-- start of SUPPLIED ENTRIES --
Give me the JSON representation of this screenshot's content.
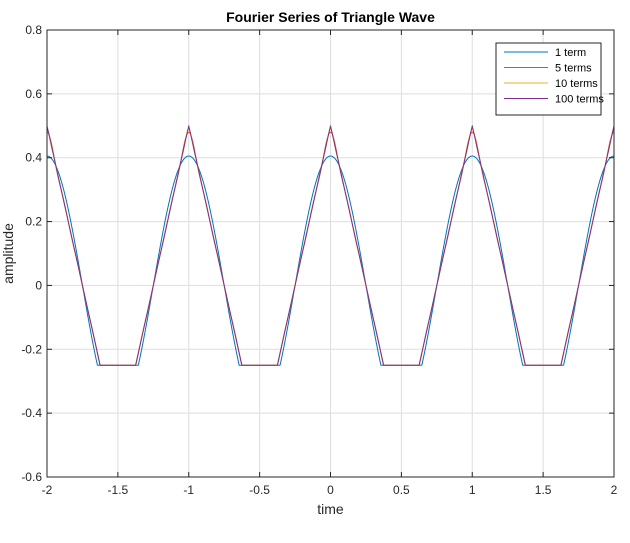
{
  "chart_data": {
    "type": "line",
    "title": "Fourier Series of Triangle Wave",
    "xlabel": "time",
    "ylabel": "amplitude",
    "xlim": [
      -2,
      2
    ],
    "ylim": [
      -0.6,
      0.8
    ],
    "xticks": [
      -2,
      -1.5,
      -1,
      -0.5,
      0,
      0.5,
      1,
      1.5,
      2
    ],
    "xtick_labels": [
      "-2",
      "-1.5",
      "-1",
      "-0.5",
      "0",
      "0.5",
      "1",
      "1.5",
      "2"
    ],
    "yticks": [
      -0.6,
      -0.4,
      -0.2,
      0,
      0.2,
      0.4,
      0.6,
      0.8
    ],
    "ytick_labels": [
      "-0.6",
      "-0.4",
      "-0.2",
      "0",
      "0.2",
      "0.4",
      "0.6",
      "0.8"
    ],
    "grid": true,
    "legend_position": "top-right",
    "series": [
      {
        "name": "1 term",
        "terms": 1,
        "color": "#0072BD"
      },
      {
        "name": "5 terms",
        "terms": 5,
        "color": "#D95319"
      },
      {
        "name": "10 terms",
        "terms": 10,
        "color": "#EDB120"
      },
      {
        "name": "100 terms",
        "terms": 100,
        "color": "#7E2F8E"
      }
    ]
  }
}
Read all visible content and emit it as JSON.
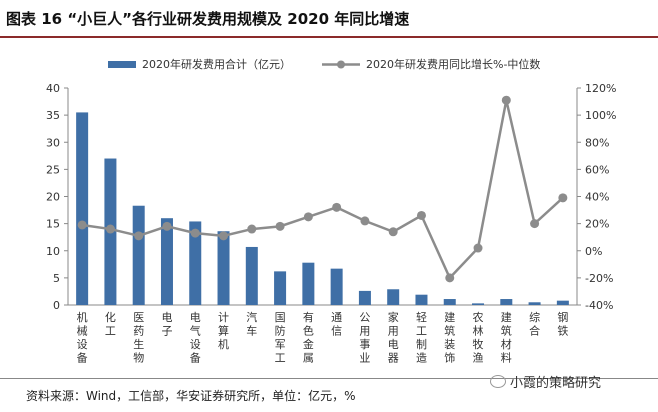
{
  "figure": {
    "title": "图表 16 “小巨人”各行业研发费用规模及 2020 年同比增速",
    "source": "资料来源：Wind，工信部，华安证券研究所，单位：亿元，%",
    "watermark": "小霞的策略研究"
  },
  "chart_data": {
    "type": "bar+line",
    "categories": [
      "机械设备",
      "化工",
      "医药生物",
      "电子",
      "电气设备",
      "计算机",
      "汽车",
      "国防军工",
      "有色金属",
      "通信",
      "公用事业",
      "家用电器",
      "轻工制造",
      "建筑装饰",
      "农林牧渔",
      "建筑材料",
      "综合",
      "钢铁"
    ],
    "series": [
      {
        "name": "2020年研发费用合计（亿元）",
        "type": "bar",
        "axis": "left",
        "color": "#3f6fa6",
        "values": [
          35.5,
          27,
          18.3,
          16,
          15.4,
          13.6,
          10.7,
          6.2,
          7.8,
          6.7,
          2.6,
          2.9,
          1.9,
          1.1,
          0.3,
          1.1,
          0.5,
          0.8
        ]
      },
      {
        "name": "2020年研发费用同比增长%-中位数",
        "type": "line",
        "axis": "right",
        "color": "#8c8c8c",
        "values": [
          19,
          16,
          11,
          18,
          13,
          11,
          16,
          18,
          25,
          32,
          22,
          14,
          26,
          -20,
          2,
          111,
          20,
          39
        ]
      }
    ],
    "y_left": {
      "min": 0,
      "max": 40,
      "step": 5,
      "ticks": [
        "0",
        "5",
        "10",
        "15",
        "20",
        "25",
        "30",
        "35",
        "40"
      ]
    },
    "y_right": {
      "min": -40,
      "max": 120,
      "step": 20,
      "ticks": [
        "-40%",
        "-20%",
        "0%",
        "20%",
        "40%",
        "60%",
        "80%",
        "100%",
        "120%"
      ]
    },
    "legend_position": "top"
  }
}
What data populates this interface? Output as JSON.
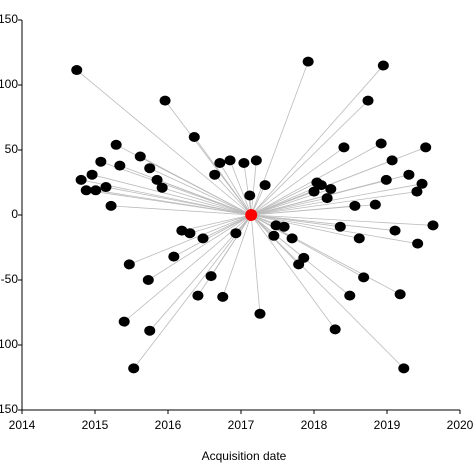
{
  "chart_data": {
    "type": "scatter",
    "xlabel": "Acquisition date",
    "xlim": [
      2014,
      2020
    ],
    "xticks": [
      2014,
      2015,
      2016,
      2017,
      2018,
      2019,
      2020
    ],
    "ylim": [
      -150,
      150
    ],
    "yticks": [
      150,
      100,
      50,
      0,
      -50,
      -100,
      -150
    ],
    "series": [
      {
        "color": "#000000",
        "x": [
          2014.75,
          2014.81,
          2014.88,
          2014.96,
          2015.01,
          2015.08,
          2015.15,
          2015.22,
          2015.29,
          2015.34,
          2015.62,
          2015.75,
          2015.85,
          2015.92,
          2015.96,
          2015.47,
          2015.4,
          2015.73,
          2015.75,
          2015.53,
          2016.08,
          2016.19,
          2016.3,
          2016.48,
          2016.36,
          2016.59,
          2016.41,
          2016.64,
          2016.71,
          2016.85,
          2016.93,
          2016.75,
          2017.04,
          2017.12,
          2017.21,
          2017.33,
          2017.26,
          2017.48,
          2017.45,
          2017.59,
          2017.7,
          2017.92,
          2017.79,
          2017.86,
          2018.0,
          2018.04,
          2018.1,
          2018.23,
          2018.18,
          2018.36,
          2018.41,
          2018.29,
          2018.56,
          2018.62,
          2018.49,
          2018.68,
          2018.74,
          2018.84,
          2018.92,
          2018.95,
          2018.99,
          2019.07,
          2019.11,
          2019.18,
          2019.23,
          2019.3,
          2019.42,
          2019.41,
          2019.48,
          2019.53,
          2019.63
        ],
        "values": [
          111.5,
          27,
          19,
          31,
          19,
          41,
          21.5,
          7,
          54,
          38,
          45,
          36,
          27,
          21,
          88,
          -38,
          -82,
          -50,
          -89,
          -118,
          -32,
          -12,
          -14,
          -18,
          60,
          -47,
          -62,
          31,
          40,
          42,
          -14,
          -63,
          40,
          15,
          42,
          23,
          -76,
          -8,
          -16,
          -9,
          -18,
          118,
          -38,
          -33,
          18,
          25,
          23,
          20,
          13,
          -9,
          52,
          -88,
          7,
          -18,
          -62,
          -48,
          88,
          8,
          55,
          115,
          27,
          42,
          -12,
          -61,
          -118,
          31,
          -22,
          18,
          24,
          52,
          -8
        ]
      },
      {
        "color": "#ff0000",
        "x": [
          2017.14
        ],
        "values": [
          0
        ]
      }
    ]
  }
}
-- end of SUPPLIED ENTRIES --
**SHORT TASK**
Filter lines by "type" and return each hit.

**RESPONSE TO THIS TASK**
    "type": "line",
    "type": "bar+line",
        "type": "bar",
        "type": "line",
    "type": "scatter",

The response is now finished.